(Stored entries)
╭──
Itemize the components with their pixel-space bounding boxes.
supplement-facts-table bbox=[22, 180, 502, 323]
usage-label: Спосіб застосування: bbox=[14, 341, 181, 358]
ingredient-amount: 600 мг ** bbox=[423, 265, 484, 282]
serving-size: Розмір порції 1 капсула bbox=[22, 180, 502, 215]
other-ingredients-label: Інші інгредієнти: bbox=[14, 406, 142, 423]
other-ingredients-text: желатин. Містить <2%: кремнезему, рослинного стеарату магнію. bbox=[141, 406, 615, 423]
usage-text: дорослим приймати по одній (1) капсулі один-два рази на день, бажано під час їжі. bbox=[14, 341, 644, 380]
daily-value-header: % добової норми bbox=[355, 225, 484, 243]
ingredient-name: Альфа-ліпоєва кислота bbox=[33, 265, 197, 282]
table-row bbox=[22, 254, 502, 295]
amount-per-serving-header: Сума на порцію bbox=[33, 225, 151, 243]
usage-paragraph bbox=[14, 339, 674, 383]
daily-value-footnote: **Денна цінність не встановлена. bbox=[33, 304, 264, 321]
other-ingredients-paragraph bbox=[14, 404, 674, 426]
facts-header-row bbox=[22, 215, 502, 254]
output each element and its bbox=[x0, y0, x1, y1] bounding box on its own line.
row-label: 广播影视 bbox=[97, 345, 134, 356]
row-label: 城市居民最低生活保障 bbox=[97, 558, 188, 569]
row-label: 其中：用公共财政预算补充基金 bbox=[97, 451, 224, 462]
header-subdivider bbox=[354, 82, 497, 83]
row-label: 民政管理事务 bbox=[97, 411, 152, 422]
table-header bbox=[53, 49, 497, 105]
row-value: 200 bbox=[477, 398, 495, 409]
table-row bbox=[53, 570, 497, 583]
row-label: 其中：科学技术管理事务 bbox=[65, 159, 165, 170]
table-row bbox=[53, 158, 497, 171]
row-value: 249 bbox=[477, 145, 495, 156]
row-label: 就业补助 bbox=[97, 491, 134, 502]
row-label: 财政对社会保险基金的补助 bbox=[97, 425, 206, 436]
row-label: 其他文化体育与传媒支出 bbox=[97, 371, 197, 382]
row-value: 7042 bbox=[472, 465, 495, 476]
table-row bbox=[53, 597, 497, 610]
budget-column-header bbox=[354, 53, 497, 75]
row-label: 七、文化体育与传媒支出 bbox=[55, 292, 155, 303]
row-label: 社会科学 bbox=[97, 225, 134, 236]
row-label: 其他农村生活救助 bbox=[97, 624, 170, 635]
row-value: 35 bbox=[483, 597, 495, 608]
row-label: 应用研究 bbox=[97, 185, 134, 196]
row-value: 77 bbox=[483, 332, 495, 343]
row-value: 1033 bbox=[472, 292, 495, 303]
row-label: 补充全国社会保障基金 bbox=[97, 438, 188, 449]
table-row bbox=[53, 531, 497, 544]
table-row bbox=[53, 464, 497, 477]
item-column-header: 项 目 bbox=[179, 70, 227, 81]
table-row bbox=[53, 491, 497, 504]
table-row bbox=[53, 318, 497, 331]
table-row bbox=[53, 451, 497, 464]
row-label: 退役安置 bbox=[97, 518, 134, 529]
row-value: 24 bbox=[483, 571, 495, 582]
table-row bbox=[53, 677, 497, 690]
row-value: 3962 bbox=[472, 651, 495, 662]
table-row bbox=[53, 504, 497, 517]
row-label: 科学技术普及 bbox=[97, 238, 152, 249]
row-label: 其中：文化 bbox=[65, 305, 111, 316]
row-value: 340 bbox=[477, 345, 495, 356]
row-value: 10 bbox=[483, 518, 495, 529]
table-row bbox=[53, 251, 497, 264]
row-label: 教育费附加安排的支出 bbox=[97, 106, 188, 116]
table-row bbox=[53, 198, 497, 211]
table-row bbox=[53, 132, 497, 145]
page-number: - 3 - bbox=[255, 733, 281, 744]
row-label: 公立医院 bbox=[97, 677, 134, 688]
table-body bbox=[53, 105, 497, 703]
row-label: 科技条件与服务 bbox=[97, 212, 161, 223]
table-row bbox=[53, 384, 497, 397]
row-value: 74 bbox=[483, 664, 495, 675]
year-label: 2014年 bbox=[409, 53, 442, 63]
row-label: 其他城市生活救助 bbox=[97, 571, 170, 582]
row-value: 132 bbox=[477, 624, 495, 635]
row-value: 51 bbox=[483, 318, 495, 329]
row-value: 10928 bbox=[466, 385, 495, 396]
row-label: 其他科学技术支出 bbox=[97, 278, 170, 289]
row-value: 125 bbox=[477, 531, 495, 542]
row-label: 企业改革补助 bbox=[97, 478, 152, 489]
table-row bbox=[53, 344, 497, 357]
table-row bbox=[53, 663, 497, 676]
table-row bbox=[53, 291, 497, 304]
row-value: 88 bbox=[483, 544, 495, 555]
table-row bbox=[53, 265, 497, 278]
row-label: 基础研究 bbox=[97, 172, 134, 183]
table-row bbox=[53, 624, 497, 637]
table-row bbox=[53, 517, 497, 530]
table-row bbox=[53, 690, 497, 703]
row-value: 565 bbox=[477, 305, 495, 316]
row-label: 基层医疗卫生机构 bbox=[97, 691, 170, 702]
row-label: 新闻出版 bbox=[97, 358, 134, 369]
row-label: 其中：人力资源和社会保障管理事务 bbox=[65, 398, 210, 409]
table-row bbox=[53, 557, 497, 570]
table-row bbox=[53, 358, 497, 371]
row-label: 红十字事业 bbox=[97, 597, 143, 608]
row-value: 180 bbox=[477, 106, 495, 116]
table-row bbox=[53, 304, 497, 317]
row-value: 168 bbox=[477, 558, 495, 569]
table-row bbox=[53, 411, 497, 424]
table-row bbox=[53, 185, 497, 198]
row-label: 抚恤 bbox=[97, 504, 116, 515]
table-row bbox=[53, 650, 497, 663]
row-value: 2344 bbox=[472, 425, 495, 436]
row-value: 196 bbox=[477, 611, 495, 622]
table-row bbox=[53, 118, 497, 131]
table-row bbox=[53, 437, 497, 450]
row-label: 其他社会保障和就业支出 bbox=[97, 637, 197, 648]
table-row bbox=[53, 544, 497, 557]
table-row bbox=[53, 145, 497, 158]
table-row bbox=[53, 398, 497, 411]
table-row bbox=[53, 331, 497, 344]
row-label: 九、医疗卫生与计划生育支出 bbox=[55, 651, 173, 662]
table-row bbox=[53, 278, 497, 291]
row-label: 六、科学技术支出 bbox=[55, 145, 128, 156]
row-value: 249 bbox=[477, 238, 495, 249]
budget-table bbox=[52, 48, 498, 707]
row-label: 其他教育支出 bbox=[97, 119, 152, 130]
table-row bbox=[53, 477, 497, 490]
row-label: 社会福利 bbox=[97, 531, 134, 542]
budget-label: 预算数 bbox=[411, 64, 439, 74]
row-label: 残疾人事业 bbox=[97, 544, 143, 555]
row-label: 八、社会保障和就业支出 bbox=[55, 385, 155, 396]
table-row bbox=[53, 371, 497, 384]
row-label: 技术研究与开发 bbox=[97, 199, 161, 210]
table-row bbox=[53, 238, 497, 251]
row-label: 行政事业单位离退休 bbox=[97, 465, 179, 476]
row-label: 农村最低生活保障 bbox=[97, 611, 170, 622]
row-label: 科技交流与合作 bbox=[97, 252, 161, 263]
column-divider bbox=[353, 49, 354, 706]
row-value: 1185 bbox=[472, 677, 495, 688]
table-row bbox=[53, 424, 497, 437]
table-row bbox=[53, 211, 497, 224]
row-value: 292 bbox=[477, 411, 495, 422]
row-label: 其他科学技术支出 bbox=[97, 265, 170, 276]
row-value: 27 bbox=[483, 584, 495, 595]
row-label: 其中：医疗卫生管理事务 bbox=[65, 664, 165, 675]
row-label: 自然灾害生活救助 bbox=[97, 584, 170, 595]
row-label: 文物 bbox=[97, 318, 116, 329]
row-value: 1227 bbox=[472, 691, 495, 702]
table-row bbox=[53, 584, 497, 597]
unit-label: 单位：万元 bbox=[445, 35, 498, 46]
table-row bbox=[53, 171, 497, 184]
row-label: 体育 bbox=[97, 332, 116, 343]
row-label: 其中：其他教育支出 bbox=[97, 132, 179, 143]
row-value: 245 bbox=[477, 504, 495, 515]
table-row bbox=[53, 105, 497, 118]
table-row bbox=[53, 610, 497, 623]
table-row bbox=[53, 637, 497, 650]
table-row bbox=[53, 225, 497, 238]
╰──
> _Do this_
Rewrite the items from the first line through the line containing "other-ingredients-text: желатин. Містить", replacing "usage-label" with "usage-heading" and leaving everything else unchanged. Give only those lines.

> _In response_
Itemize the components with their pixel-space bounding boxes.
supplement-facts-table bbox=[22, 180, 502, 323]
usage-heading: Спосіб застосування: bbox=[14, 341, 181, 358]
ingredient-amount: 600 мг ** bbox=[423, 265, 484, 282]
serving-size: Розмір порції 1 капсула bbox=[22, 180, 502, 215]
other-ingredients-label: Інші інгредієнти: bbox=[14, 406, 142, 423]
other-ingredients-text: желатин. Містить <2%: кремнезему, рослинного стеарату магнію. bbox=[141, 406, 615, 423]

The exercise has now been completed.